▸ Goal: Collect every line in the records below that contains the word "title".

▸ Data excerpts:
•••

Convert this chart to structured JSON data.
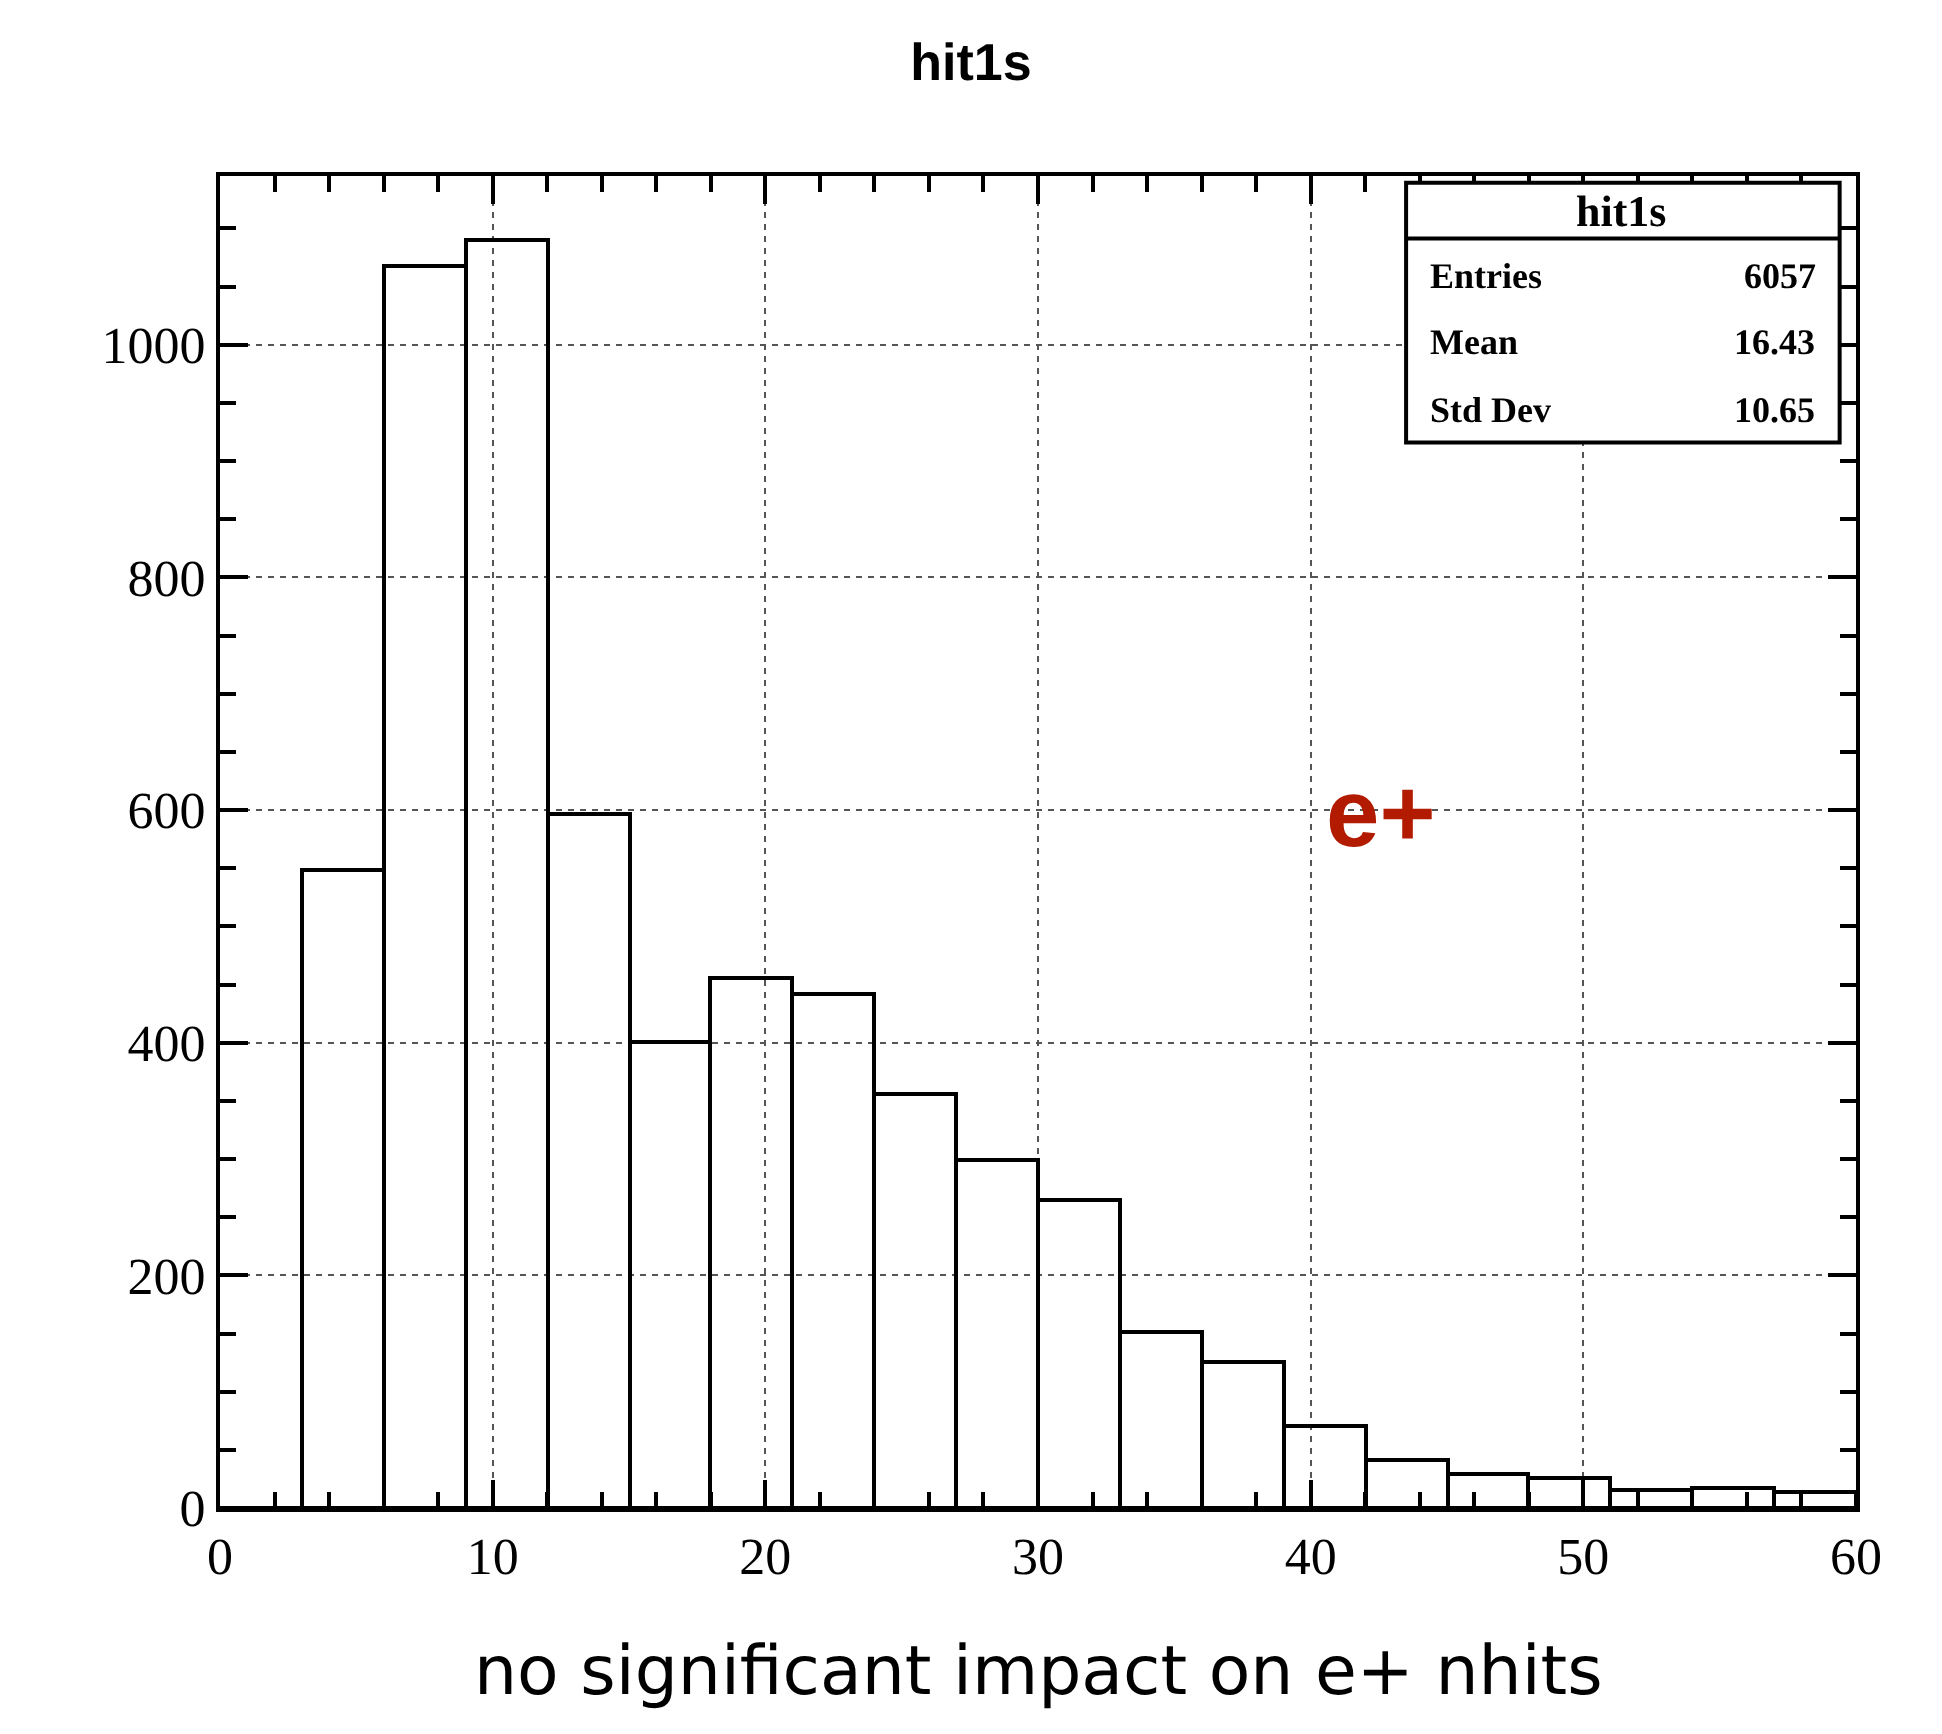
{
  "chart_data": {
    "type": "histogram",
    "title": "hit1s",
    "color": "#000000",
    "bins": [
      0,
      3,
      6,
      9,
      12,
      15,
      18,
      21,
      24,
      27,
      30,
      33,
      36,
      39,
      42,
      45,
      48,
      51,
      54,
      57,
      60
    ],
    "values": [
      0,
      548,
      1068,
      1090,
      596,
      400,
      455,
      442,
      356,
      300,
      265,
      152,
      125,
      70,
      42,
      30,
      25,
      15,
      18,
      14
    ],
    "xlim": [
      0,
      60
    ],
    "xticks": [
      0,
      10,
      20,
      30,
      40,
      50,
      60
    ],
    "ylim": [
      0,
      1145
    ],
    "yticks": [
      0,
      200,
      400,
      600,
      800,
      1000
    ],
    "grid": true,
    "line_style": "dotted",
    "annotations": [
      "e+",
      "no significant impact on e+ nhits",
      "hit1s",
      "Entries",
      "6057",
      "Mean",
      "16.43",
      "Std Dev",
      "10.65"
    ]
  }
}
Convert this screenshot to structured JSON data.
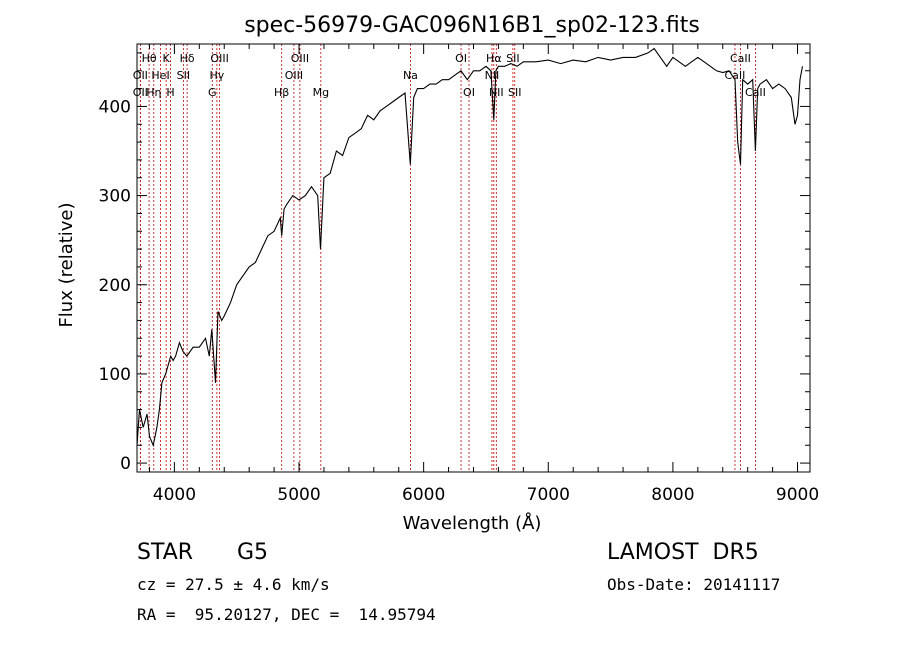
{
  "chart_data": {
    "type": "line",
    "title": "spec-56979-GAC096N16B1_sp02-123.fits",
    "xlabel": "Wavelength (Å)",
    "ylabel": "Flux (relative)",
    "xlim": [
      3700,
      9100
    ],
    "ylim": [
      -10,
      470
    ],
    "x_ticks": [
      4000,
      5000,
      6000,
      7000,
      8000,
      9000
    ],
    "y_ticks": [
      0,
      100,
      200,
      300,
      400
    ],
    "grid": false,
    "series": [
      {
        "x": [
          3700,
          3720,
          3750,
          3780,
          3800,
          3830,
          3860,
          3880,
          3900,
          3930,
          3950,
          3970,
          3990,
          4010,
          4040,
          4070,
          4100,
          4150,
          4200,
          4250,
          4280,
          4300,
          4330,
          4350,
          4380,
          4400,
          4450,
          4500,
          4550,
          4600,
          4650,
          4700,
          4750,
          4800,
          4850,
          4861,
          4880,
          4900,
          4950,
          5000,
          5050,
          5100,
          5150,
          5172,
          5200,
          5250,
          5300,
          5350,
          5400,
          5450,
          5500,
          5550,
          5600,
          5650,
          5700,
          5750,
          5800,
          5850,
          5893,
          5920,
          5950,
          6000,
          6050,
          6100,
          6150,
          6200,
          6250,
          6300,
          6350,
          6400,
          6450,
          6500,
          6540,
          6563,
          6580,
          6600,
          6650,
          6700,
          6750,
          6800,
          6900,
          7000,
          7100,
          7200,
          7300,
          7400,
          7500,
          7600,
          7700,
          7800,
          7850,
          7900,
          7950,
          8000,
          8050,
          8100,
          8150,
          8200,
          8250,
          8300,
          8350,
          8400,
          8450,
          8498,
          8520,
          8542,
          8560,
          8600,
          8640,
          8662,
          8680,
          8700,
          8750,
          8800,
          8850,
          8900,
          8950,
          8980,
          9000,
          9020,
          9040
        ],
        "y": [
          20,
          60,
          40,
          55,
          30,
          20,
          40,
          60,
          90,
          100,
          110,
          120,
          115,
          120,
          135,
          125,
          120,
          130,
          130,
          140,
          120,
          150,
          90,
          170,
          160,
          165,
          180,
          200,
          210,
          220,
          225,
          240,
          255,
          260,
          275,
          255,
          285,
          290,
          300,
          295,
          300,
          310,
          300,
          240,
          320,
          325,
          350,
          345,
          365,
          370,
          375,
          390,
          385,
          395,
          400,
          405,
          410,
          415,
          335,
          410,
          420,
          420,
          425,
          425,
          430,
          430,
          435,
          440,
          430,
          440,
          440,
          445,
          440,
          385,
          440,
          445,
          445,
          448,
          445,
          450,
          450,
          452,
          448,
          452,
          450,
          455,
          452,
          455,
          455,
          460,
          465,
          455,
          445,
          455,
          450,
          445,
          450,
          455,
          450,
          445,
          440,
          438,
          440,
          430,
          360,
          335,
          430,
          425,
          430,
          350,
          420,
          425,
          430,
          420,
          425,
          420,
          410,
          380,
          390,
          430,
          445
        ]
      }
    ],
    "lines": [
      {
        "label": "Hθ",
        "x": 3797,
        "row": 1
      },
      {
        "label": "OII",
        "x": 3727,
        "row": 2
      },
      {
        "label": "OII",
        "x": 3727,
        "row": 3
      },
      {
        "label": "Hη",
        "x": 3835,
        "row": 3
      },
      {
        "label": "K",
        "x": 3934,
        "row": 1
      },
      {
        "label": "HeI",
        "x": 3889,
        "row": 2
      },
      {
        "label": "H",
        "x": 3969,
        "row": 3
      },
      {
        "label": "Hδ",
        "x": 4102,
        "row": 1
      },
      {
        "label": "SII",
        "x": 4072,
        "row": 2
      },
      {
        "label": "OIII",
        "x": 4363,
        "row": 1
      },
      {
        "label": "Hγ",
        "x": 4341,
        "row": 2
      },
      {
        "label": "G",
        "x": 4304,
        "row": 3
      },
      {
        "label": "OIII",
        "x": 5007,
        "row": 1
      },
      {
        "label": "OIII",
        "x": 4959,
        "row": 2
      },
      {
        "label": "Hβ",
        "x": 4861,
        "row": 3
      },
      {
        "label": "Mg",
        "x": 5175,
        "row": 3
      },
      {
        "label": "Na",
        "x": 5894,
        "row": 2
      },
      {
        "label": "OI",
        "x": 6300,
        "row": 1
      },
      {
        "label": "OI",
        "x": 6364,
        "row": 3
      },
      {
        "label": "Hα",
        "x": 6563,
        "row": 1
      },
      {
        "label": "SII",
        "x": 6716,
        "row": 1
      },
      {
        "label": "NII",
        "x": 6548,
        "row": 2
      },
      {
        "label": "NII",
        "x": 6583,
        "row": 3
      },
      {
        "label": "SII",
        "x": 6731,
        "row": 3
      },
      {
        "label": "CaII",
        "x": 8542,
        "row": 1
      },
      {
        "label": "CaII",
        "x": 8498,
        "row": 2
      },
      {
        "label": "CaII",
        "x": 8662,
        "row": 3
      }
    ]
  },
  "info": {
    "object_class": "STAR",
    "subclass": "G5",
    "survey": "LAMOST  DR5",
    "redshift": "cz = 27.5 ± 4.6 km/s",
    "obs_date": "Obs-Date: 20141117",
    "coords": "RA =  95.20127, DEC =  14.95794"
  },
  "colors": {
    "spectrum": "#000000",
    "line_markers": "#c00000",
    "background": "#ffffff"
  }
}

•••

▸ Solution to the exercise:
    "title": "hit1s",
    "title": "spec-56979-GAC096N16B1_sp02-123.fits",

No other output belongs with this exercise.